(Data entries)
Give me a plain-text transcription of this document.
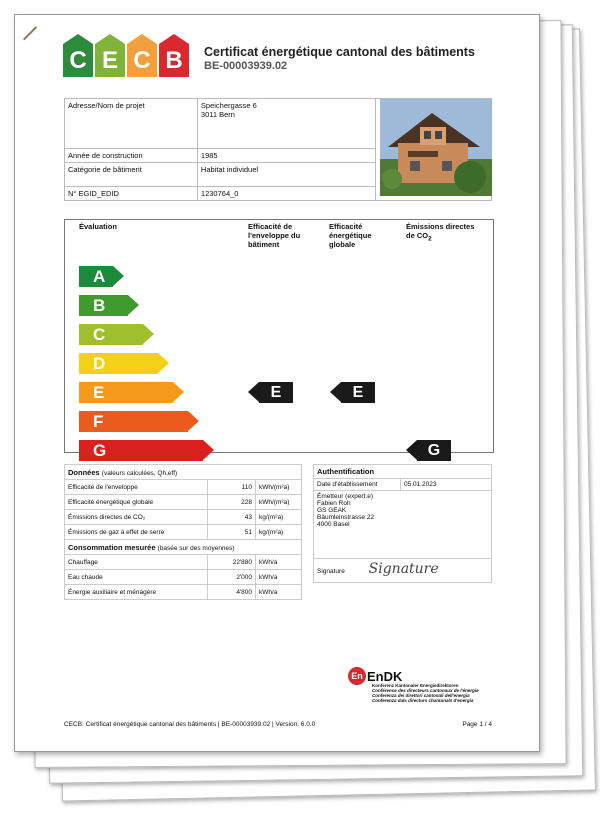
C E C B	Certificat énergétique cantonal des bâtiments
BE-00003939.02
Adresse/Nom de projet	Speichergasse 6
3011 Bern	

Année de construction	1985	
Catégorie de bâtiment	Habitat individuel	
N° EGID_EDID	1230764_0	
Évaluation	Efficacité de l'enveloppe du bâtiment
Efficacité énergétique globale
Émissions directes de $CO_2$
A
B
C
D
E
F
G
E	E
G
Données (valeurs calculées, Qh,eff)		
Efficacité de l'enveloppe	110	kWh/(m²a)
Efficacité énergétique globale	228	kWh/(m²a)
Émissions directes de CO₂	43	kg/(m²a)
Émissions de gaz à effet de serre	51	kg/(m²a)
Consommation mesurée (basée sur des moyennes)		
Chauffage	22'880	kWh/a
Eau chaude	2'000	kWh/a
Énergie auxiliaire et ménagère	4'800	kWh/a
Authentification
Date d'établissement	05.01.2023

Émetteur (expert.e)
Fabien Roh
GS GEAK
Bäumleinstrasse 22
4000 Basel

Signature Signature
En EnDK
Konferenz Kantonaler Energiedirektoren
Conférence des directeurs cantonaux de l'énergie
Conferenza dei direttori cantonali dell'energia
Conferenza dals directurs chantunals d'energia
CECB: Certificat énergétique cantonal des bâtiments | BE-00003939.02 | Version: 6.0.0	Page 1 / 4
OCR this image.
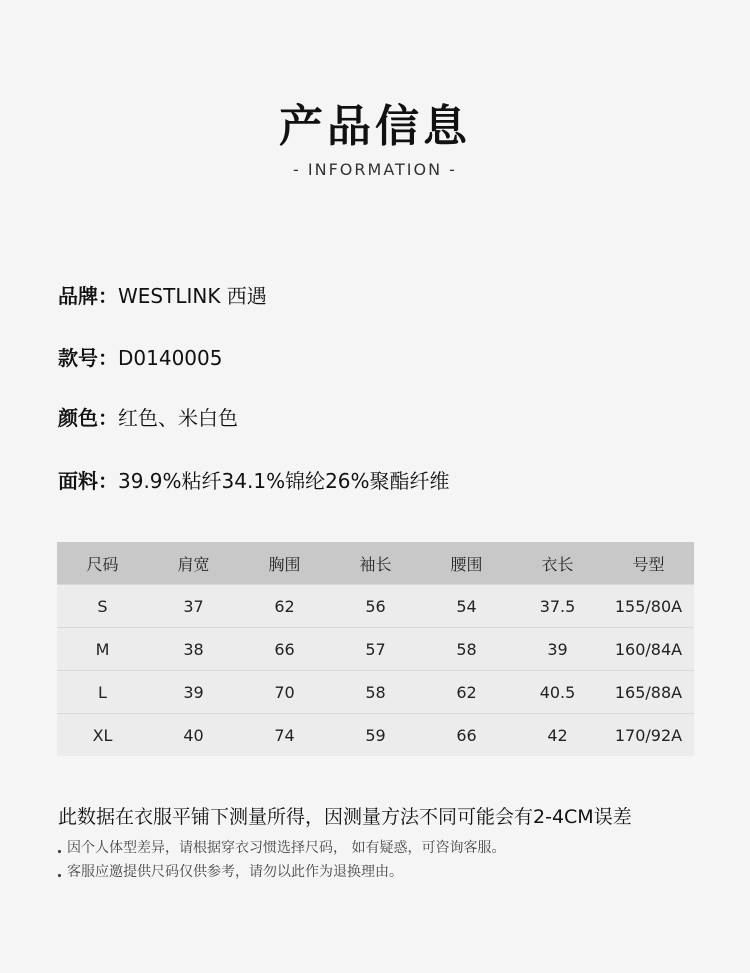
产品信息
- INFORMATION -
品牌：WESTLINK 西遇
款号：D0140005
颜色：红色、米白色
面料：39.9%粘纤34.1%锦纶26%聚酯纤维
尺码	肩宽	胸围	袖长	腰围	衣长	号型
S	37	62	56	54	37.5	155/80A
M	38	66	57	58	39	160/84A
L	39	70	58	62	40.5	165/88A
XL	40	74	59	66	42	170/92A
此数据在衣服平铺下测量所得，因测量方法不同可能会有2-4CM误差
因个人体型差异，请根据穿衣习惯选择尺码， 如有疑惑，可咨询客服。
客服应邀提供尺码仅供参考，请勿以此作为退换理由。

:: What to do ::
Copy out exactly the lines from the one with "OCR this image." through the end of the listing, both ends included, omitting any picture.

:: Written solution ::
OCR this image.
产品信息
- INFORMATION -
品牌：WESTLINK 西遇
款号：D0140005
颜色：红色、米白色
面料：39.9%粘纤34.1%锦纶26%聚酯纤维
尺码	肩宽	胸围	袖长	腰围	衣长	号型
S	37	62	56	54	37.5	155/80A
M	38	66	57	58	39	160/84A
L	39	70	58	62	40.5	165/88A
XL	40	74	59	66	42	170/92A
此数据在衣服平铺下测量所得，因测量方法不同可能会有2-4CM误差
因个人体型差异，请根据穿衣习惯选择尺码， 如有疑惑，可咨询客服。
客服应邀提供尺码仅供参考，请勿以此作为退换理由。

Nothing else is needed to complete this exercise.